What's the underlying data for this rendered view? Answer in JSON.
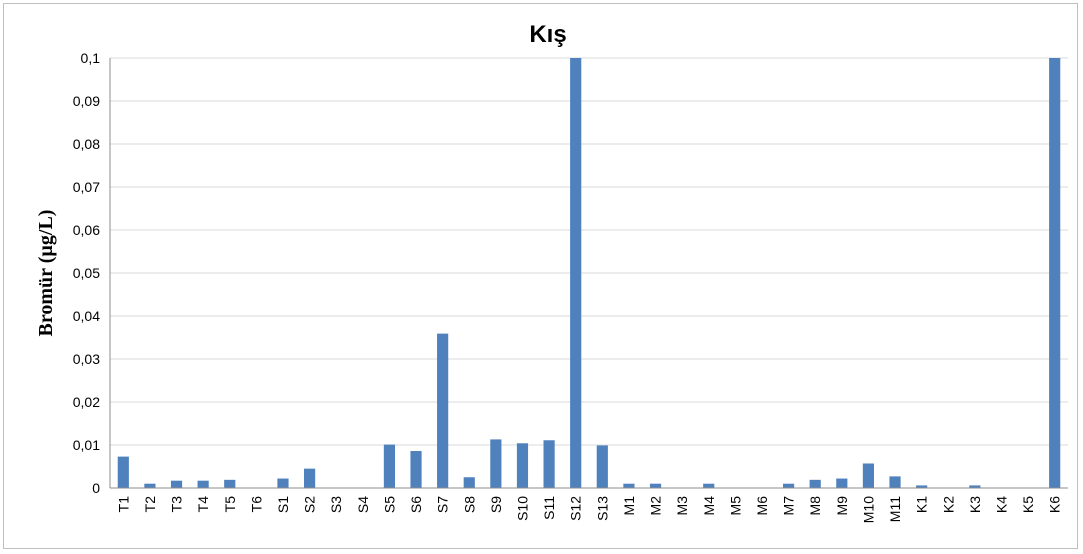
{
  "chart_data": {
    "type": "bar",
    "title": "Kış",
    "xlabel": "",
    "ylabel": "Bromür (µg/L)",
    "ylim": [
      0,
      0.1
    ],
    "yticks": [
      "0",
      "0,01",
      "0,02",
      "0,03",
      "0,04",
      "0,05",
      "0,06",
      "0,07",
      "0,08",
      "0,09",
      "0,1"
    ],
    "grid": true,
    "legend": "none",
    "bar_color": "#4f81bd",
    "categories": [
      "T1",
      "T2",
      "T3",
      "T4",
      "T5",
      "T6",
      "S1",
      "S2",
      "S3",
      "S4",
      "S5",
      "S6",
      "S7",
      "S8",
      "S9",
      "S10",
      "S11",
      "S12",
      "S13",
      "M1",
      "M2",
      "M3",
      "M4",
      "M5",
      "M6",
      "M7",
      "M8",
      "M9",
      "M10",
      "M11",
      "K1",
      "K2",
      "K3",
      "K4",
      "K5",
      "K6"
    ],
    "values": [
      0.0073,
      0.001,
      0.0017,
      0.0017,
      0.0019,
      0,
      0.0022,
      0.0045,
      0,
      0,
      0.0101,
      0.0086,
      0.0359,
      0.0025,
      0.0113,
      0.0104,
      0.0111,
      0.1,
      0.0099,
      0.001,
      0.001,
      0,
      0.001,
      0,
      0,
      0.001,
      0.0019,
      0.0022,
      0.0057,
      0.0027,
      0.0006,
      0,
      0.0006,
      0,
      0,
      0.1
    ]
  }
}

----

■ Task instructions ■
Repeat the full listing above exactly, with no pictures in the copy.

■ Correct result ■
What's the underlying data for this rendered view? Answer in JSON.
{
  "chart_data": {
    "type": "bar",
    "title": "Kış",
    "xlabel": "",
    "ylabel": "Bromür (µg/L)",
    "ylim": [
      0,
      0.1
    ],
    "yticks": [
      "0",
      "0,01",
      "0,02",
      "0,03",
      "0,04",
      "0,05",
      "0,06",
      "0,07",
      "0,08",
      "0,09",
      "0,1"
    ],
    "grid": true,
    "legend": "none",
    "bar_color": "#4f81bd",
    "categories": [
      "T1",
      "T2",
      "T3",
      "T4",
      "T5",
      "T6",
      "S1",
      "S2",
      "S3",
      "S4",
      "S5",
      "S6",
      "S7",
      "S8",
      "S9",
      "S10",
      "S11",
      "S12",
      "S13",
      "M1",
      "M2",
      "M3",
      "M4",
      "M5",
      "M6",
      "M7",
      "M8",
      "M9",
      "M10",
      "M11",
      "K1",
      "K2",
      "K3",
      "K4",
      "K5",
      "K6"
    ],
    "values": [
      0.0073,
      0.001,
      0.0017,
      0.0017,
      0.0019,
      0,
      0.0022,
      0.0045,
      0,
      0,
      0.0101,
      0.0086,
      0.0359,
      0.0025,
      0.0113,
      0.0104,
      0.0111,
      0.1,
      0.0099,
      0.001,
      0.001,
      0,
      0.001,
      0,
      0,
      0.001,
      0.0019,
      0.0022,
      0.0057,
      0.0027,
      0.0006,
      0,
      0.0006,
      0,
      0,
      0.1
    ]
  }
}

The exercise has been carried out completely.